━━━━━ SUPPLIED MATERIAL ━━━━━
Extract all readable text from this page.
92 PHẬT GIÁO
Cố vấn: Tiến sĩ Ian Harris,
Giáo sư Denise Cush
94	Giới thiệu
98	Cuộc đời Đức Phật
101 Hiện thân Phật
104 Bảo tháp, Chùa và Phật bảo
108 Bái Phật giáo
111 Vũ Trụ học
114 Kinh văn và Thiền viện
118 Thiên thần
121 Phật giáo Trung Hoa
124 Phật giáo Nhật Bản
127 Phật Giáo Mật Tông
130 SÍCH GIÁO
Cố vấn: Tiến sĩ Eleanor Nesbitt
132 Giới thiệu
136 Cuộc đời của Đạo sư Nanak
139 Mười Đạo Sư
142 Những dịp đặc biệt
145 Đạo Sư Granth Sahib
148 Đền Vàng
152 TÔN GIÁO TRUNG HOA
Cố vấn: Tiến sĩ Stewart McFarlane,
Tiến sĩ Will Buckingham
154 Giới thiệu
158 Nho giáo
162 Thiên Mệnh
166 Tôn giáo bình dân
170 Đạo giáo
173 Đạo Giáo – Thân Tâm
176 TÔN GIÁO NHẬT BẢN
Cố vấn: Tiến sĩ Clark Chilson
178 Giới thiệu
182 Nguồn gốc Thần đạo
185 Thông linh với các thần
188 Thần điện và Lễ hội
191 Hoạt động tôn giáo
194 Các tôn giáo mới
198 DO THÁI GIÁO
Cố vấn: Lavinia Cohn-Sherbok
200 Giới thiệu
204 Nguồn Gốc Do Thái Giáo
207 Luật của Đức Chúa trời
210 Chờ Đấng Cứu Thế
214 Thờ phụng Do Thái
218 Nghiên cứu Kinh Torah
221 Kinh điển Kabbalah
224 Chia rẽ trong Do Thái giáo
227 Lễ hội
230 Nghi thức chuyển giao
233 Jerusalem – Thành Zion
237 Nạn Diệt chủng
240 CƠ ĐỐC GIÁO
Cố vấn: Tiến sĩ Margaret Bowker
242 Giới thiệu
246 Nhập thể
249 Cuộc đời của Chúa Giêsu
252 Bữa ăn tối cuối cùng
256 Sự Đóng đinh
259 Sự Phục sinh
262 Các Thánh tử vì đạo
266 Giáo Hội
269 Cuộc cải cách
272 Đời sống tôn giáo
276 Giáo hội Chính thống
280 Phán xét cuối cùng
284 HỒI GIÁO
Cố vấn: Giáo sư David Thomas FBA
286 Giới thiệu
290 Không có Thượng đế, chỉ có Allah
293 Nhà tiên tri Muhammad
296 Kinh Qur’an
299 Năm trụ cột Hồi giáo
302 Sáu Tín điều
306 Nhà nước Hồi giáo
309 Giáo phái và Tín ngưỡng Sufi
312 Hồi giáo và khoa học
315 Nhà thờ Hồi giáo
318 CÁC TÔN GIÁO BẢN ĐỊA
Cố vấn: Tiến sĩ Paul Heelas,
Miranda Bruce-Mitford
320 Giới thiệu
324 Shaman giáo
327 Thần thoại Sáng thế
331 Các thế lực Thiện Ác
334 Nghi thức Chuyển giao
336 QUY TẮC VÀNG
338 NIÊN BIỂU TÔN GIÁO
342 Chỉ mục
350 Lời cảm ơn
━━━━━
Return the whole listing exactly, with every line included.

Extract all readable text from this page.
92 PHẬT GIÁO
Cố vấn: Tiến sĩ Ian Harris,
Giáo sư Denise Cush
94	Giới thiệu
98	Cuộc đời Đức Phật
101 Hiện thân Phật
104 Bảo tháp, Chùa và Phật bảo
108 Bái Phật giáo
111 Vũ Trụ học
114 Kinh văn và Thiền viện
118 Thiên thần
121 Phật giáo Trung Hoa
124 Phật giáo Nhật Bản
127 Phật Giáo Mật Tông
130 SÍCH GIÁO
Cố vấn: Tiến sĩ Eleanor Nesbitt
132 Giới thiệu
136 Cuộc đời của Đạo sư Nanak
139 Mười Đạo Sư
142 Những dịp đặc biệt
145 Đạo Sư Granth Sahib
148 Đền Vàng
152 TÔN GIÁO TRUNG HOA
Cố vấn: Tiến sĩ Stewart McFarlane,
Tiến sĩ Will Buckingham
154 Giới thiệu
158 Nho giáo
162 Thiên Mệnh
166 Tôn giáo bình dân
170 Đạo giáo
173 Đạo Giáo – Thân Tâm
176 TÔN GIÁO NHẬT BẢN
Cố vấn: Tiến sĩ Clark Chilson
178 Giới thiệu
182 Nguồn gốc Thần đạo
185 Thông linh với các thần
188 Thần điện và Lễ hội
191 Hoạt động tôn giáo
194 Các tôn giáo mới
198 DO THÁI GIÁO
Cố vấn: Lavinia Cohn-Sherbok
200 Giới thiệu
204 Nguồn Gốc Do Thái Giáo
207 Luật của Đức Chúa trời
210 Chờ Đấng Cứu Thế
214 Thờ phụng Do Thái
218 Nghiên cứu Kinh Torah
221 Kinh điển Kabbalah
224 Chia rẽ trong Do Thái giáo
227 Lễ hội
230 Nghi thức chuyển giao
233 Jerusalem – Thành Zion
237 Nạn Diệt chủng
240 CƠ ĐỐC GIÁO
Cố vấn: Tiến sĩ Margaret Bowker
242 Giới thiệu
246 Nhập thể
249 Cuộc đời của Chúa Giêsu
252 Bữa ăn tối cuối cùng
256 Sự Đóng đinh
259 Sự Phục sinh
262 Các Thánh tử vì đạo
266 Giáo Hội
269 Cuộc cải cách
272 Đời sống tôn giáo
276 Giáo hội Chính thống
280 Phán xét cuối cùng
284 HỒI GIÁO
Cố vấn: Giáo sư David Thomas FBA
286 Giới thiệu
290 Không có Thượng đế, chỉ có Allah
293 Nhà tiên tri Muhammad
296 Kinh Qur’an
299 Năm trụ cột Hồi giáo
302 Sáu Tín điều
306 Nhà nước Hồi giáo
309 Giáo phái và Tín ngưỡng Sufi
312 Hồi giáo và khoa học
315 Nhà thờ Hồi giáo
318 CÁC TÔN GIÁO BẢN ĐỊA
Cố vấn: Tiến sĩ Paul Heelas,
Miranda Bruce-Mitford
320 Giới thiệu
324 Shaman giáo
327 Thần thoại Sáng thế
331 Các thế lực Thiện Ác
334 Nghi thức Chuyển giao
336 QUY TẮC VÀNG
338 NIÊN BIỂU TÔN GIÁO
342 Chỉ mục
350 Lời cảm ơn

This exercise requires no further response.